Direction: Collect from the data below each line with "analysis".

Records shown:
• • • •

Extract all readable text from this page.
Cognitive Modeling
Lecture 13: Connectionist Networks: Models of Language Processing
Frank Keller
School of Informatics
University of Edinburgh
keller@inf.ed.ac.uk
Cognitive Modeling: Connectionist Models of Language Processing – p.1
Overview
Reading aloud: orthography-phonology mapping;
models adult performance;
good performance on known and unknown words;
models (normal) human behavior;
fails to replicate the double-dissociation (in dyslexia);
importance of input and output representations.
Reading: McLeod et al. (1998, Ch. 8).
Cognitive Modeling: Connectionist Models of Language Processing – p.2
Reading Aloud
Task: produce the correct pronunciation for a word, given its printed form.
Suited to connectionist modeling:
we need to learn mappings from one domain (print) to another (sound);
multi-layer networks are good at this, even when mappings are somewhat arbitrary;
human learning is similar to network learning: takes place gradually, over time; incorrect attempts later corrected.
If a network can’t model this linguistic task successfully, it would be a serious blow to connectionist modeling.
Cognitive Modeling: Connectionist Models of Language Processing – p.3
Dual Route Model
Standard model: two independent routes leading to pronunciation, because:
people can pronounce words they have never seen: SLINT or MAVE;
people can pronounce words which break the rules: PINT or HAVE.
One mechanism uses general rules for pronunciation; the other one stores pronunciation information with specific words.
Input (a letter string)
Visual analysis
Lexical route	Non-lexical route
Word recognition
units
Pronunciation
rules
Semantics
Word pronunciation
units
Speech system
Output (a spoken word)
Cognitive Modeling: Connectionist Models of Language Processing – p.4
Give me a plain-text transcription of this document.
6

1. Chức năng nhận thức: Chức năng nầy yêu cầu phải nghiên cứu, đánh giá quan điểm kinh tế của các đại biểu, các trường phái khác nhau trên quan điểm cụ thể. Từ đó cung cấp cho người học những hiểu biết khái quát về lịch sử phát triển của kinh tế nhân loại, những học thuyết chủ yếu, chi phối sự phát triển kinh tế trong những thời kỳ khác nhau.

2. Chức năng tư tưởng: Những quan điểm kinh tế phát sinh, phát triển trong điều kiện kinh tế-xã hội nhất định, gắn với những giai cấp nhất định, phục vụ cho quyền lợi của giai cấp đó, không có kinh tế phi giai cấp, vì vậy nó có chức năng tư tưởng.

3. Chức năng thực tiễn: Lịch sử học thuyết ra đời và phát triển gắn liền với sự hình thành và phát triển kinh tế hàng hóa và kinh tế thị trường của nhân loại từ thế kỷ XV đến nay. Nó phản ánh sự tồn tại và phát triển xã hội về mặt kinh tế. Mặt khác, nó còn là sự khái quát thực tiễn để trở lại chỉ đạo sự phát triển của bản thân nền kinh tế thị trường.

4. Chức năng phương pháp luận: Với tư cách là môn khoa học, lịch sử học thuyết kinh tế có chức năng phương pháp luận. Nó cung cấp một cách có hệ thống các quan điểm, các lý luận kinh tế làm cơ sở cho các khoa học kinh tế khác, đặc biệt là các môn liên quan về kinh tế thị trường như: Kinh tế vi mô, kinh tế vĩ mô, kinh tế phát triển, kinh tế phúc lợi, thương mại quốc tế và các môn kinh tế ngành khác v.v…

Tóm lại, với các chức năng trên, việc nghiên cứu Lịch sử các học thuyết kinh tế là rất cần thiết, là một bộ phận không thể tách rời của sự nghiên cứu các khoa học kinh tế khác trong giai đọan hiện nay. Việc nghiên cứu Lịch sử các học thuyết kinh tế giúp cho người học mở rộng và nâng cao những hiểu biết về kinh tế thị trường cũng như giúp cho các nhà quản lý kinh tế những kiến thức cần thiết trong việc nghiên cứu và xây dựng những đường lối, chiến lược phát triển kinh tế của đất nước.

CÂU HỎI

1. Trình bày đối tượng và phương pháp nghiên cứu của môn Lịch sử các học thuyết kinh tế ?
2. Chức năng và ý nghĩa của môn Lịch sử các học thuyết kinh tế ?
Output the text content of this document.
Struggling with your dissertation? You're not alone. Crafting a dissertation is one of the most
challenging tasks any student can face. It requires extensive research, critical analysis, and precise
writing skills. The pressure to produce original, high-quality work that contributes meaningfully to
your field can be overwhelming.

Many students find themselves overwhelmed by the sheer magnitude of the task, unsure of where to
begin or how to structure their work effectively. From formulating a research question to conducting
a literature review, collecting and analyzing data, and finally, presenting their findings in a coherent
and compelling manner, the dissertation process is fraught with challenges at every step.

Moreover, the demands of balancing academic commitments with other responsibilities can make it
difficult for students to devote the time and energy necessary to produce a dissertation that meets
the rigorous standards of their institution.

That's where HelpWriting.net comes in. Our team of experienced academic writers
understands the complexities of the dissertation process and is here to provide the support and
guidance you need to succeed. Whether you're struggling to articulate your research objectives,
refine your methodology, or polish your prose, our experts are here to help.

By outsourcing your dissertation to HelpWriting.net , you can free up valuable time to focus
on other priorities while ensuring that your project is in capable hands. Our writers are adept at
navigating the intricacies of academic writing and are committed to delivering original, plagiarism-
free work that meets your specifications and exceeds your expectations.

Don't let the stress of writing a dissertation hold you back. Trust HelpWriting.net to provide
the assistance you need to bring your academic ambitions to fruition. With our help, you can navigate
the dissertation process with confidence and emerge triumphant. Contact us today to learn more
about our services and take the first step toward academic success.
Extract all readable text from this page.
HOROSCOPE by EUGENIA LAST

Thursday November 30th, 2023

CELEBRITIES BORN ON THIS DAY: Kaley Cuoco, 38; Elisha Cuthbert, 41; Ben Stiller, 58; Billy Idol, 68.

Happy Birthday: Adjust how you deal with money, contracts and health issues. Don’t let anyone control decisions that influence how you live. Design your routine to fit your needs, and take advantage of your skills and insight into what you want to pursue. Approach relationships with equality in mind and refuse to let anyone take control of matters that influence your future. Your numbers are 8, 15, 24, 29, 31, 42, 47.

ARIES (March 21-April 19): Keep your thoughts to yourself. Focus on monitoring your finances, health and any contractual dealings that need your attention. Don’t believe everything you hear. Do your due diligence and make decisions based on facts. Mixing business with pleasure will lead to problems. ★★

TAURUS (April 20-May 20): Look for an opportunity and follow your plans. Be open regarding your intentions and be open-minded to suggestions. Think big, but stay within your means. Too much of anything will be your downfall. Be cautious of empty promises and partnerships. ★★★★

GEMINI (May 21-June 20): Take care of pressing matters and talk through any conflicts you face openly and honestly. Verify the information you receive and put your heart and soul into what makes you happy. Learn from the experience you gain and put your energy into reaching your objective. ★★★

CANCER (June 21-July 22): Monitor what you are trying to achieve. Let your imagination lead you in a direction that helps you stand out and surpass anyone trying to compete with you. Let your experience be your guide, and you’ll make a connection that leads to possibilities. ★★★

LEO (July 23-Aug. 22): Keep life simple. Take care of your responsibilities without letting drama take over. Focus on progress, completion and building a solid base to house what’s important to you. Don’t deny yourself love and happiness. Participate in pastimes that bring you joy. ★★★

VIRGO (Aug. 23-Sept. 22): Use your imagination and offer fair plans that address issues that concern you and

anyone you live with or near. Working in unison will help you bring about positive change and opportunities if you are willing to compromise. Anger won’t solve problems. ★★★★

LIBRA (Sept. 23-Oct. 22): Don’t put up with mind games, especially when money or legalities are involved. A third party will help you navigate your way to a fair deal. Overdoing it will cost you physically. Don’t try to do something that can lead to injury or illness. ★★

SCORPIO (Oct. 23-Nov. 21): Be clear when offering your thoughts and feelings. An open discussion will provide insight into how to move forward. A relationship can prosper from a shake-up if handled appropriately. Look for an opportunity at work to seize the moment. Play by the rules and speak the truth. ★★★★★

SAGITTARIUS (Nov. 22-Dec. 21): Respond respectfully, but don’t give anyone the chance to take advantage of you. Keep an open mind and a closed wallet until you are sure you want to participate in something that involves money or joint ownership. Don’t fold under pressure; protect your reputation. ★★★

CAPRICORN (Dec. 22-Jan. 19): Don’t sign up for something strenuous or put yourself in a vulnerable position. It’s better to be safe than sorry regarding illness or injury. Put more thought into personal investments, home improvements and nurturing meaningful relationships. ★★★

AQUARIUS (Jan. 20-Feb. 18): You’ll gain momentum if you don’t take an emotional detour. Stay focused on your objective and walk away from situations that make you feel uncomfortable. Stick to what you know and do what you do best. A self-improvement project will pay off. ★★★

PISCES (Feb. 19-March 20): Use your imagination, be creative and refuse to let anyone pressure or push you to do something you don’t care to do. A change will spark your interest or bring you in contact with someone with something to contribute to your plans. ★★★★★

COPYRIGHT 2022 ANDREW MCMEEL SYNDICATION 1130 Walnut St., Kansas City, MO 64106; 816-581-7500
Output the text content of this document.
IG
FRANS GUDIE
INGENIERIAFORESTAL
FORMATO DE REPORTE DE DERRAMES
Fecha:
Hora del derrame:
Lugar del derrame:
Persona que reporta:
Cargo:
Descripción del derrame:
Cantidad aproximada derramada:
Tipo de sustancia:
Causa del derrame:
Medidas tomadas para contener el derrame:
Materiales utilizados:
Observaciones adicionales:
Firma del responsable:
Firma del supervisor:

• • • •

Full output:
Visual analysis
challenging tasks any student can face. It requires extensive research, critical analysis, and precise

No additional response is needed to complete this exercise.